-------- Data section
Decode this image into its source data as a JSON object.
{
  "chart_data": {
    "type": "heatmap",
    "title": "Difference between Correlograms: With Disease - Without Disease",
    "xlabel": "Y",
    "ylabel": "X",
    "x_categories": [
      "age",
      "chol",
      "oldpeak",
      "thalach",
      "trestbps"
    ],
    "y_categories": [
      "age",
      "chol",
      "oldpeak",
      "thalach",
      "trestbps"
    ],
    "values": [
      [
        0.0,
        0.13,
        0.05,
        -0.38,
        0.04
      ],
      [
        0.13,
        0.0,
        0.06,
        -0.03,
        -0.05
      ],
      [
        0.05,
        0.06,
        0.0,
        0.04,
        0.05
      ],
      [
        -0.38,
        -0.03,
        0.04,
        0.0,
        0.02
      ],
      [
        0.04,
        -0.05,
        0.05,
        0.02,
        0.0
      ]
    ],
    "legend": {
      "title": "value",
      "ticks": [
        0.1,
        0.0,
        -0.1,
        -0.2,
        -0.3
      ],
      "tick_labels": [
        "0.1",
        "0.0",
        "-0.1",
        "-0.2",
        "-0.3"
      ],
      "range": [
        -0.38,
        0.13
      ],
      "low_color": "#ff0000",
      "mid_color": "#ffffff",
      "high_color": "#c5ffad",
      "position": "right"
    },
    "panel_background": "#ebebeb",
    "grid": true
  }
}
----------------
* Request *
Which lines of the data include "title"? Copy each of them.

* Complete output *
    "title": "Difference between Correlograms: With Disease - Without Disease",
      "title": "value",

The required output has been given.